### Source excerpt:
# Ford 3400 wiring issue



## csd (Dec 6, 2010)

I just purchased a Ford 3400 tractor. I had some issues with the wiring and found bare wires and dead ends so I decided to replace the entire wiring harness. This solved a couple of the problems I was having but now after the tractor has been running for a while it starts to backfire under load and will sometimes cut out. The coil is cool to the touch but I am thinking it may be the problem. It also seems to run better with the choke pulled out a ways. I am still convinced it is electrical rather than fuel but not 100% sure. 

I also have a mystery wire running from my starter relay to the coil. I have no idea why it’s there and it isn’t on any wiring diagram I have seen for the tractor. It ties in with the coil wire coming from the key switch. When I un-hook it the tractor will still run but runs even rougher.

Any ideas?

Thanks!


----------



## Tom_Carr (Dec 24, 2012)

The choke is actually an enrichment device that changes the fuel/air mixture rather than cut off air supply like a coinventional choke lever. So the enrichment should be pulled out some to achieve the proper mixture when warmed up. It will rum rich whem pulled out and lean when pushed in.

### Extracted data:

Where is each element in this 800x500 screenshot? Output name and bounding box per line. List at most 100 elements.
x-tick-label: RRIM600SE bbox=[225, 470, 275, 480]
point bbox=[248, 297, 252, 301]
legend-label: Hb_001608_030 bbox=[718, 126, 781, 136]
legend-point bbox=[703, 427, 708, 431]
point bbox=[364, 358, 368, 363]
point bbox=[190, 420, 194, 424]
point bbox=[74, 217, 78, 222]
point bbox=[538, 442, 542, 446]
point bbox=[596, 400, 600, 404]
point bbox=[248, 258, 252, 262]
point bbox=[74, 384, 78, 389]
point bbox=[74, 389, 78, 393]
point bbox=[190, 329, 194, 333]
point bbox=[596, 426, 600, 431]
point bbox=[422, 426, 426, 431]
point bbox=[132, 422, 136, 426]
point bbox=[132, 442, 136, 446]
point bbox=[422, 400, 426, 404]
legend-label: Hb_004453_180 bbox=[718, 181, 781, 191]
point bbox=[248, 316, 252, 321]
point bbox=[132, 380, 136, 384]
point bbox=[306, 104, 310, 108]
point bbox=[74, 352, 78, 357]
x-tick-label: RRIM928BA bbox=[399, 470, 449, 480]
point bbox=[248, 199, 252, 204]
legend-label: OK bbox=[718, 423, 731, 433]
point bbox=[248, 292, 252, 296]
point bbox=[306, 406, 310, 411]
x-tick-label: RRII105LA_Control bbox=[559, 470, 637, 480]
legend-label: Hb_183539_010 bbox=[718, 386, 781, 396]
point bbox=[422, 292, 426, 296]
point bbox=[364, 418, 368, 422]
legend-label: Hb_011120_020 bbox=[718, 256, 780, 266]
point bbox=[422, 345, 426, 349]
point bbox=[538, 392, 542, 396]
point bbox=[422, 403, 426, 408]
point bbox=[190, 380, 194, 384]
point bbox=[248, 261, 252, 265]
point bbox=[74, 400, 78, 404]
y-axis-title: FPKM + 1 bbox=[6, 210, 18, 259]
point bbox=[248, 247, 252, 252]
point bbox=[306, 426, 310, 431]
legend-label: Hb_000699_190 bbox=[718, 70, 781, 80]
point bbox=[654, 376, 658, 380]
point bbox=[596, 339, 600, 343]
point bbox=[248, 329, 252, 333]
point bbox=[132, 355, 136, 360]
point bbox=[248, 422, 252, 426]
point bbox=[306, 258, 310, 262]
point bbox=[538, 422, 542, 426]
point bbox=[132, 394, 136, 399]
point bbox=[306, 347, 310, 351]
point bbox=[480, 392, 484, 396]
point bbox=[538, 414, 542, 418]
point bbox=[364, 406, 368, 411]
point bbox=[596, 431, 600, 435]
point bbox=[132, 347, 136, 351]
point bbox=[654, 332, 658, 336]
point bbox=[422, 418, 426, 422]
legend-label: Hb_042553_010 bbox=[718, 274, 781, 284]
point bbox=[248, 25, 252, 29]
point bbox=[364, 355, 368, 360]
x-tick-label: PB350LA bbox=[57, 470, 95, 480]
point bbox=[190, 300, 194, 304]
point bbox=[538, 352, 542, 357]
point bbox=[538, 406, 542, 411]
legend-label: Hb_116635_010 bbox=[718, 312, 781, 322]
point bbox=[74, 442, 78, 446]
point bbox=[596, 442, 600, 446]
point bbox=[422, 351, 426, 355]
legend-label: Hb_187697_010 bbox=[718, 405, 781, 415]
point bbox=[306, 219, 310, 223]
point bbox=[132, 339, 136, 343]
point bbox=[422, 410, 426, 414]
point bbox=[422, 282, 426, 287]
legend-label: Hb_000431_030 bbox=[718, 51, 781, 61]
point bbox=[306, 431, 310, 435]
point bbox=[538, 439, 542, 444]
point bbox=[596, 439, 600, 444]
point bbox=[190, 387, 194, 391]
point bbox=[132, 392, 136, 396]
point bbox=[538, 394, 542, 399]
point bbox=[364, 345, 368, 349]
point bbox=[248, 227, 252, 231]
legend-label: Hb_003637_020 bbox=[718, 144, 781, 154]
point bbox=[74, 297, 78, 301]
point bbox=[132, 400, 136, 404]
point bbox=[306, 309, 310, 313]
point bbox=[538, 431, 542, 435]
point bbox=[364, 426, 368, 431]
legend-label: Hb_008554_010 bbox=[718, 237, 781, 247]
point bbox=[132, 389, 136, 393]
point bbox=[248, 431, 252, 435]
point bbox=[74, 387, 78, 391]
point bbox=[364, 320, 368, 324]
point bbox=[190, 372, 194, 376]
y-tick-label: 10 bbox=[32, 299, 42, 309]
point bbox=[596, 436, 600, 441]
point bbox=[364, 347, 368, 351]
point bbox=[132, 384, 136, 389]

* * *

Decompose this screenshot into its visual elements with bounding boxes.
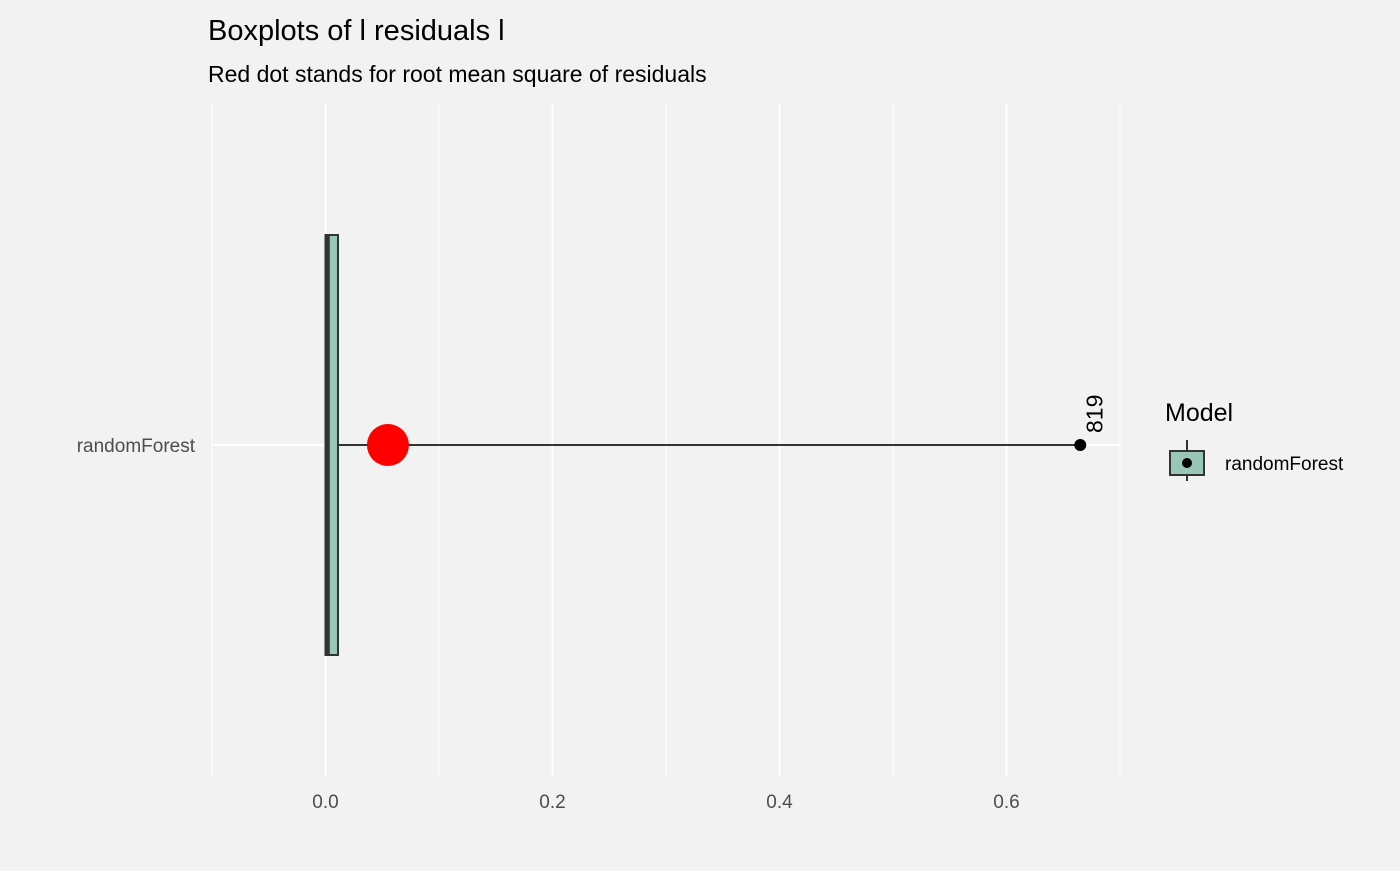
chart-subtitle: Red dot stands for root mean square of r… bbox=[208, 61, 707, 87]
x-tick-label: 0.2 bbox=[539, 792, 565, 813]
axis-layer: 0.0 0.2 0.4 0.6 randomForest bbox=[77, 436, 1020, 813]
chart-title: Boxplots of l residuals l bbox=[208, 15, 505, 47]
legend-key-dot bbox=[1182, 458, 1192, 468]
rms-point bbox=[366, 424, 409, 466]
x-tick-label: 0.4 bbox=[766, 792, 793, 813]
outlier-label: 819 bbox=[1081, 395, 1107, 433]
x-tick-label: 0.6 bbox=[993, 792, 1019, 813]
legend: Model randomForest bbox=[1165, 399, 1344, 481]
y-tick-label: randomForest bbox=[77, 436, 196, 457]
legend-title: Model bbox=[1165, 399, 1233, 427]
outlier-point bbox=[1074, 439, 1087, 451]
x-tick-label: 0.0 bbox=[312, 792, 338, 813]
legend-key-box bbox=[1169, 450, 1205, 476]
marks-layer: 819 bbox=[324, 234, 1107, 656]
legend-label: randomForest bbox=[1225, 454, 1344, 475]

### What is asked:
a) Copy out the Ford 3400 thread from "I also have" up to and including "when pushed in.".
b) According to the Ford 3400 thread, what did the person who bought the tractor decide to replace?
c) Do these statements agree with the Ford 3400 thread? Answer yes or no for each, quoting the deciding words.
(i) The coil is hot to the touch.
(ii) The mystery wire runs from the starter relay to the coil.
(iii) With the mystery wire unhooked, the tractor will not run.

### Task solutions:
a)
I also have a mystery wire running from my starter relay to the coil. I have no idea why it’s there and it isn’t on any wiring diagram I have seen for the tractor. It ties in with the coil wire coming from the key switch. When I un-hook it the tractor will still run but runs even rougher.

Any ideas?

Thanks!


----------



## Tom_Carr (Dec 24, 2012)

The choke is actually an enrichment device that changes the fuel/air mixture rather than cut off air supply like a coinventional choke lever. So the enrichment should be pulled out some to achieve the proper mixture when warmed up. It will rum rich whem pulled out and lean when pushed in.

b) The entire wiring harness.

c)
(i) No: "The coil is cool to the touch"
(ii) Yes: "I also have a mystery wire running from my starter relay to the coil."
(iii) No: "When I un-hook it the tractor will still run but runs even rougher."